■ **EXERCISE**: Repeat each record exactly, skipping the pictures.

Collection entries:

---------------

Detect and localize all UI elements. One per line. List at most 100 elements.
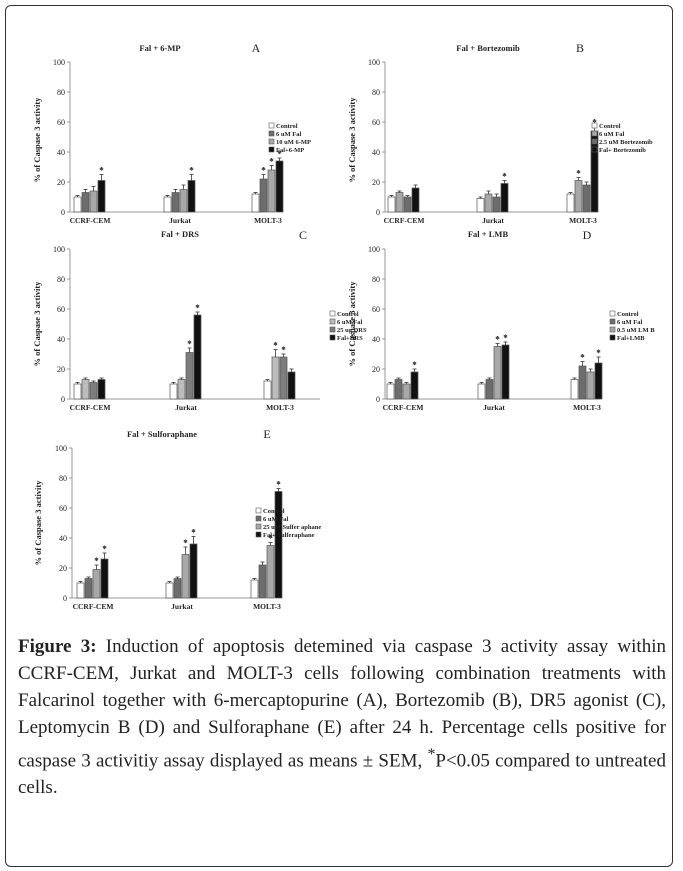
- chart-panel-B: 0 20 40 60 80 100 % of Caspase 3 activity Fal +…: [347, 41, 653, 225]
- bar: [179, 189, 188, 213]
- y-tick-label: 60: [57, 118, 65, 127]
- y-tick-label: 80: [59, 474, 67, 483]
- legend-label: Fal+LMB: [617, 335, 645, 342]
- legend-swatch: [609, 318, 616, 325]
- legend-swatch: [591, 138, 598, 145]
- y-tick-label: 100: [53, 245, 65, 254]
- y-tick-label: 0: [63, 594, 67, 603]
- significance-star: *: [281, 345, 286, 355]
- category-label: MOLT-3: [266, 403, 294, 412]
- y-tick-label: 40: [372, 148, 380, 157]
- y-tick-label: 60: [372, 305, 380, 314]
- bar: [477, 383, 486, 400]
- legend-label: Fal+ Bortezomib: [599, 147, 646, 154]
- y-tick-label: 60: [57, 305, 65, 314]
- bar: [81, 379, 90, 400]
- significance-star: *: [269, 157, 274, 167]
- legend-label: 6 uM Fal: [617, 319, 642, 326]
- y-tick-label: 0: [376, 395, 380, 404]
- panel-letter: D: [583, 228, 592, 242]
- legend-swatch: [268, 122, 275, 129]
- significance-star: *: [276, 480, 281, 490]
- legend-swatch: [591, 122, 598, 129]
- legend-swatch: [255, 523, 262, 530]
- bar: [81, 192, 90, 213]
- bar: [500, 183, 509, 213]
- y-tick-label: 80: [57, 275, 65, 284]
- legend-label: Fal+6-MP: [276, 147, 304, 154]
- bar: [173, 578, 182, 599]
- legend-label: 0.5 uM LM B: [617, 327, 655, 334]
- y-tick-label: 100: [53, 58, 65, 67]
- legend-swatch: [609, 326, 616, 333]
- category-label: CCRF-CEM: [73, 602, 114, 611]
- bar: [402, 383, 411, 400]
- category-label: CCRF-CEM: [70, 403, 111, 412]
- bar: [594, 362, 603, 400]
- category-label: CCRF-CEM: [383, 403, 424, 412]
- caption-text: Induction of apoptosis detemined via cas…: [18, 636, 666, 772]
- y-axis-label: % of Caspase 3 activity: [347, 97, 357, 183]
- bar: [574, 180, 583, 213]
- legend-swatch: [609, 310, 616, 317]
- significance-star: *: [189, 166, 194, 176]
- chart-panel-A: 0 20 40 60 80 100 % of Caspase 3 activity Fal +…: [32, 41, 311, 225]
- bar: [493, 346, 502, 400]
- significance-star: *: [183, 538, 188, 548]
- legend-swatch: [268, 138, 275, 145]
- figure-frame: [5, 5, 673, 867]
- y-tick-label: 80: [57, 88, 65, 97]
- legend-label: Control: [617, 311, 639, 318]
- chart-title: Fal + DRS: [161, 229, 199, 239]
- chart-panel-C: 0 20 40 60 80 100 % of Caspase 3 activity Fal +…: [32, 228, 367, 412]
- bar: [266, 545, 275, 599]
- legend-swatch: [268, 130, 275, 137]
- legend-swatch: [255, 515, 262, 522]
- significance-marker: *: [427, 746, 436, 763]
- bar: [484, 193, 493, 213]
- bar: [387, 196, 396, 213]
- bar: [279, 356, 288, 400]
- bar: [501, 344, 510, 400]
- significance-star: *: [277, 149, 282, 159]
- significance-star: *: [580, 353, 585, 363]
- y-axis-label: % of Caspase 3 activity: [347, 281, 357, 367]
- category-label: Jurkat: [482, 216, 504, 225]
- chart-panel-E: 0 20 40 60 80 100 % of Caspase 3 activity Fal +…: [33, 427, 321, 611]
- chart-panel-D: 0 20 40 60 80 100 % of Caspase 3 activity Fal +…: [347, 228, 655, 412]
- bar: [177, 379, 186, 400]
- legend-label: 6 uM Fal: [276, 131, 301, 138]
- category-label: MOLT-3: [573, 403, 601, 412]
- y-tick-label: 60: [372, 118, 380, 127]
- significance-star: *: [261, 166, 266, 176]
- y-tick-label: 40: [59, 534, 67, 543]
- bar: [181, 554, 190, 599]
- y-tick-label: 0: [61, 395, 65, 404]
- figure-caption: Figure 3: Induction of apoptosis detemin…: [18, 633, 666, 801]
- panel-letter: E: [263, 427, 270, 441]
- significance-star: *: [268, 534, 273, 544]
- bar: [411, 187, 420, 213]
- y-tick-label: 0: [61, 208, 65, 217]
- y-tick-label: 40: [372, 335, 380, 344]
- significance-star: *: [596, 348, 601, 358]
- y-axis-label: % of Caspase 3 activity: [32, 281, 42, 367]
- category-label: Jurkat: [171, 602, 193, 611]
- legend-swatch: [591, 130, 598, 137]
- charts-area: 0 20 40 60 80 100 % of Caspase 3 activity Fal +…: [32, 41, 655, 611]
- y-axis-label: % of Caspase 3 activity: [32, 97, 42, 183]
- caption-text-end: P<0.05 compared to untreated cells.: [18, 750, 666, 799]
- bar: [97, 180, 106, 213]
- bar: [193, 314, 202, 400]
- bar: [275, 160, 284, 213]
- bar: [171, 192, 180, 213]
- y-tick-label: 0: [376, 208, 380, 217]
- bar: [492, 196, 501, 213]
- legend-label: 10 uM 6-MP: [276, 139, 311, 146]
- bar: [586, 371, 595, 400]
- bar: [100, 558, 109, 599]
- y-tick-label: 40: [57, 335, 65, 344]
- bar: [263, 380, 272, 400]
- legend-label: 6 uM Fal: [263, 516, 288, 523]
- category-label: Jurkat: [483, 403, 505, 412]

---------------

■ **WORKED SOLUTION**:
Detect and localize all UI elements. One per line. List at most 100 elements.
- chart-panel-B: 0 20 40 60 80 100 % of Caspase 3 activity Fal +…: [347, 41, 653, 225]
- bar: [179, 189, 188, 213]
- y-tick-label: 60: [57, 118, 65, 127]
- y-tick-label: 80: [59, 474, 67, 483]
- legend-label: Fal+LMB: [617, 335, 645, 342]
- legend-swatch: [609, 318, 616, 325]
- legend-swatch: [591, 138, 598, 145]
- y-tick-label: 100: [53, 245, 65, 254]
- y-tick-label: 0: [63, 594, 67, 603]
- significance-star: *: [281, 345, 286, 355]
- category-label: MOLT-3: [266, 403, 294, 412]
- y-tick-label: 40: [372, 148, 380, 157]
- y-tick-label: 60: [372, 305, 380, 314]
- bar: [477, 383, 486, 400]
- legend-label: Fal+ Bortezomib: [599, 147, 646, 154]
- y-tick-label: 60: [57, 305, 65, 314]
- bar: [81, 379, 90, 400]
- significance-star: *: [269, 157, 274, 167]
- legend-label: 6 uM Fal: [617, 319, 642, 326]
- y-tick-label: 0: [376, 395, 380, 404]
- panel-letter: D: [583, 228, 592, 242]
- legend-swatch: [268, 122, 275, 129]
- significance-star: *: [276, 480, 281, 490]
- legend-swatch: [591, 122, 598, 129]
- legend-swatch: [255, 523, 262, 530]
- bar: [81, 192, 90, 213]
- bar: [500, 183, 509, 213]
- y-tick-label: 80: [57, 275, 65, 284]
- legend-label: Fal+6-MP: [276, 147, 304, 154]
- bar: [173, 578, 182, 599]
- legend-label: 0.5 uM LM B: [617, 327, 655, 334]
- y-tick-label: 100: [53, 58, 65, 67]
- legend-swatch: [609, 326, 616, 333]
- category-label: CCRF-CEM: [73, 602, 114, 611]
- bar: [402, 383, 411, 400]
- category-label: CCRF-CEM: [70, 403, 111, 412]
- bar: [594, 362, 603, 400]
- category-label: CCRF-CEM: [383, 403, 424, 412]
- caption-text: Induction of apoptosis detemined via cas…: [18, 636, 666, 772]
- y-axis-label: % of Caspase 3 activity: [347, 97, 357, 183]
- bar: [574, 180, 583, 213]
- legend-swatch: [609, 310, 616, 317]
- significance-star: *: [189, 166, 194, 176]
- chart-panel-A: 0 20 40 60 80 100 % of Caspase 3 activity Fal +…: [32, 41, 311, 225]
- bar: [493, 346, 502, 400]
- significance-star: *: [183, 538, 188, 548]
- legend-swatch: [268, 138, 275, 145]
- figure-frame: [5, 5, 673, 867]
- y-tick-label: 80: [57, 88, 65, 97]
- legend-label: Control: [617, 311, 639, 318]
- chart-title: Fal + DRS: [161, 229, 199, 239]
- chart-panel-C: 0 20 40 60 80 100 % of Caspase 3 activity Fal +…: [32, 228, 367, 412]
- bar: [266, 545, 275, 599]
- legend-swatch: [268, 130, 275, 137]
- legend-swatch: [255, 515, 262, 522]
- significance-marker: *: [427, 746, 436, 763]
- bar: [484, 193, 493, 213]
- bar: [387, 196, 396, 213]
- bar: [279, 356, 288, 400]
- bar: [501, 344, 510, 400]
- significance-star: *: [277, 149, 282, 159]
- significance-star: *: [580, 353, 585, 363]
- y-axis-label: % of Caspase 3 activity: [347, 281, 357, 367]
- category-label: Jurkat: [482, 216, 504, 225]
- chart-panel-E: 0 20 40 60 80 100 % of Caspase 3 activity Fal +…: [33, 427, 321, 611]
- chart-panel-D: 0 20 40 60 80 100 % of Caspase 3 activity Fal +…: [347, 228, 655, 412]
- bar: [177, 379, 186, 400]
- legend-label: 6 uM Fal: [276, 131, 301, 138]
- category-label: MOLT-3: [573, 403, 601, 412]
- y-tick-label: 60: [372, 118, 380, 127]
- significance-star: *: [261, 166, 266, 176]
- y-tick-label: 40: [59, 534, 67, 543]
- bar: [181, 554, 190, 599]
- y-tick-label: 0: [61, 395, 65, 404]
- figure-caption: Figure 3: Induction of apoptosis detemin…: [18, 633, 666, 801]
- panel-letter: E: [263, 427, 270, 441]
- significance-star: *: [268, 534, 273, 544]
- bar: [411, 187, 420, 213]
- y-tick-label: 0: [61, 208, 65, 217]
- y-tick-label: 40: [372, 335, 380, 344]
- significance-star: *: [596, 348, 601, 358]
- y-axis-label: % of Caspase 3 activity: [32, 281, 42, 367]
- category-label: Jurkat: [171, 602, 193, 611]
- legend-swatch: [591, 130, 598, 137]
- charts-area: 0 20 40 60 80 100 % of Caspase 3 activity Fal +…: [32, 41, 655, 611]
- y-axis-label: % of Caspase 3 activity: [32, 97, 42, 183]
- caption-text-end: P<0.05 compared to untreated cells.: [18, 750, 666, 799]
- bar: [97, 180, 106, 213]
- bar: [193, 314, 202, 400]
- bar: [275, 160, 284, 213]
- bar: [171, 192, 180, 213]
- y-tick-label: 0: [376, 208, 380, 217]
- bar: [492, 196, 501, 213]
- legend-label: 10 uM 6-MP: [276, 139, 311, 146]
- bar: [586, 371, 595, 400]
- bar: [100, 558, 109, 599]
- y-tick-label: 40: [57, 335, 65, 344]
- bar: [263, 380, 272, 400]
- legend-label: 6 uM Fal: [263, 516, 288, 523]
- category-label: Jurkat: [483, 403, 505, 412]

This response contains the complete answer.